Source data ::
______

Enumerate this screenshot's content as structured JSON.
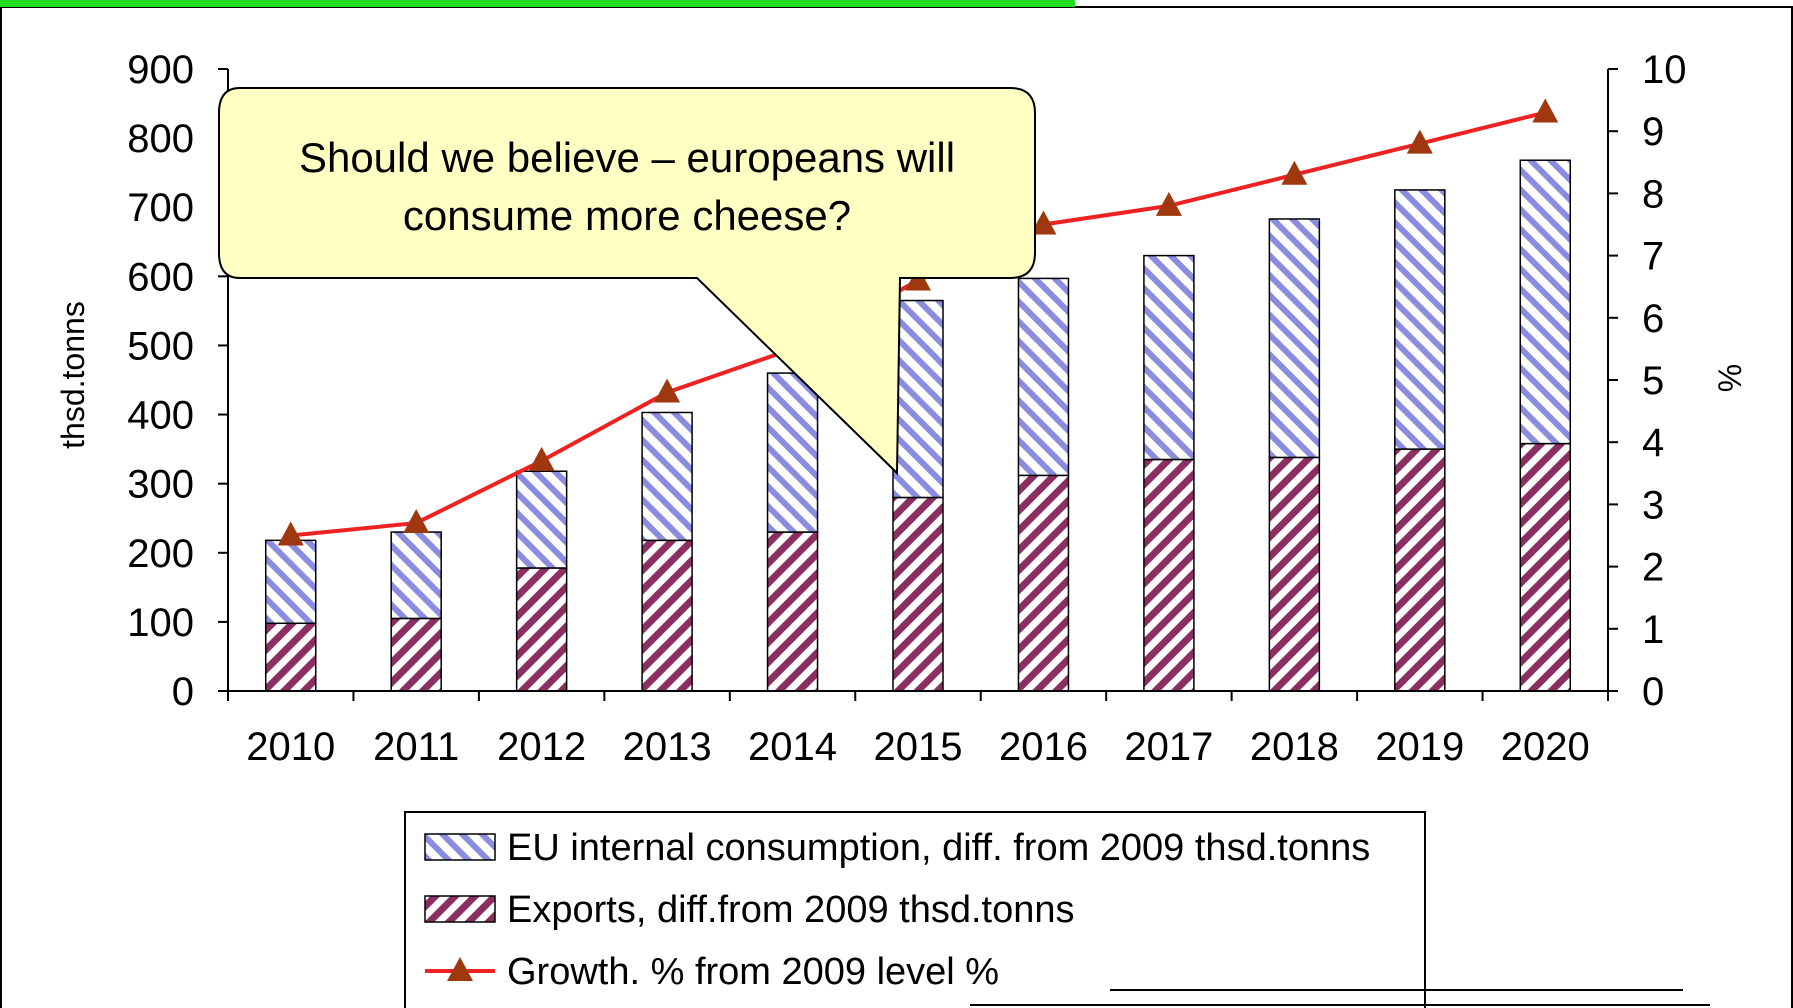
{
  "chart_data": {
    "type": "bar",
    "categories": [
      "2010",
      "2011",
      "2012",
      "2013",
      "2014",
      "2015",
      "2016",
      "2017",
      "2018",
      "2019",
      "2020"
    ],
    "series": [
      {
        "name": "EU internal consumption, diff. from 2009 thsd.tonns",
        "kind": "stacked-bar",
        "axis": "left",
        "values": [
          120,
          125,
          140,
          185,
          230,
          285,
          285,
          295,
          345,
          375,
          410
        ],
        "color": "#8888dd",
        "pattern": "diagonal-stripes"
      },
      {
        "name": "Exports, diff.from 2009 thsd.tonns",
        "kind": "stacked-bar",
        "axis": "left",
        "values": [
          98,
          105,
          178,
          218,
          230,
          280,
          312,
          335,
          338,
          350,
          358
        ],
        "color": "#8b3a62",
        "pattern": "diagonal-stripes"
      },
      {
        "name": "Growth. % from 2009 level %",
        "kind": "line",
        "axis": "right",
        "values": [
          2.5,
          2.7,
          3.7,
          4.8,
          5.5,
          6.6,
          7.5,
          7.8,
          8.3,
          8.8,
          9.3
        ],
        "color": "#ee2222",
        "marker": "triangle",
        "marker_color": "#a0380f"
      }
    ],
    "ylabel": "thsd.tonns",
    "ylabel_right": "%",
    "ylim": [
      0,
      900
    ],
    "ylim_right": [
      0,
      10
    ],
    "yticks": [
      0,
      100,
      200,
      300,
      400,
      500,
      600,
      700,
      800,
      900
    ],
    "yticks_right": [
      0,
      1,
      2,
      3,
      4,
      5,
      6,
      7,
      8,
      9,
      10
    ],
    "grid": false,
    "legend_placement": "bottom-center",
    "annotation": "Should we believe – europeans will consume more cheese?",
    "annotation_lines": [
      "Should we believe – europeans will",
      "consume more cheese?"
    ]
  }
}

______

To be done :: Reproduce the records verbatim, omitting all images they contain.

Result of this task ::
Enumerate this screenshot's content as structured JSON.
{
  "chart_data": {
    "type": "bar",
    "categories": [
      "2010",
      "2011",
      "2012",
      "2013",
      "2014",
      "2015",
      "2016",
      "2017",
      "2018",
      "2019",
      "2020"
    ],
    "series": [
      {
        "name": "EU internal consumption, diff. from 2009 thsd.tonns",
        "kind": "stacked-bar",
        "axis": "left",
        "values": [
          120,
          125,
          140,
          185,
          230,
          285,
          285,
          295,
          345,
          375,
          410
        ],
        "color": "#8888dd",
        "pattern": "diagonal-stripes"
      },
      {
        "name": "Exports, diff.from 2009 thsd.tonns",
        "kind": "stacked-bar",
        "axis": "left",
        "values": [
          98,
          105,
          178,
          218,
          230,
          280,
          312,
          335,
          338,
          350,
          358
        ],
        "color": "#8b3a62",
        "pattern": "diagonal-stripes"
      },
      {
        "name": "Growth. % from 2009 level %",
        "kind": "line",
        "axis": "right",
        "values": [
          2.5,
          2.7,
          3.7,
          4.8,
          5.5,
          6.6,
          7.5,
          7.8,
          8.3,
          8.8,
          9.3
        ],
        "color": "#ee2222",
        "marker": "triangle",
        "marker_color": "#a0380f"
      }
    ],
    "ylabel": "thsd.tonns",
    "ylabel_right": "%",
    "ylim": [
      0,
      900
    ],
    "ylim_right": [
      0,
      10
    ],
    "yticks": [
      0,
      100,
      200,
      300,
      400,
      500,
      600,
      700,
      800,
      900
    ],
    "yticks_right": [
      0,
      1,
      2,
      3,
      4,
      5,
      6,
      7,
      8,
      9,
      10
    ],
    "grid": false,
    "legend_placement": "bottom-center",
    "annotation": "Should we believe – europeans will consume more cheese?",
    "annotation_lines": [
      "Should we believe – europeans will",
      "consume more cheese?"
    ]
  }
}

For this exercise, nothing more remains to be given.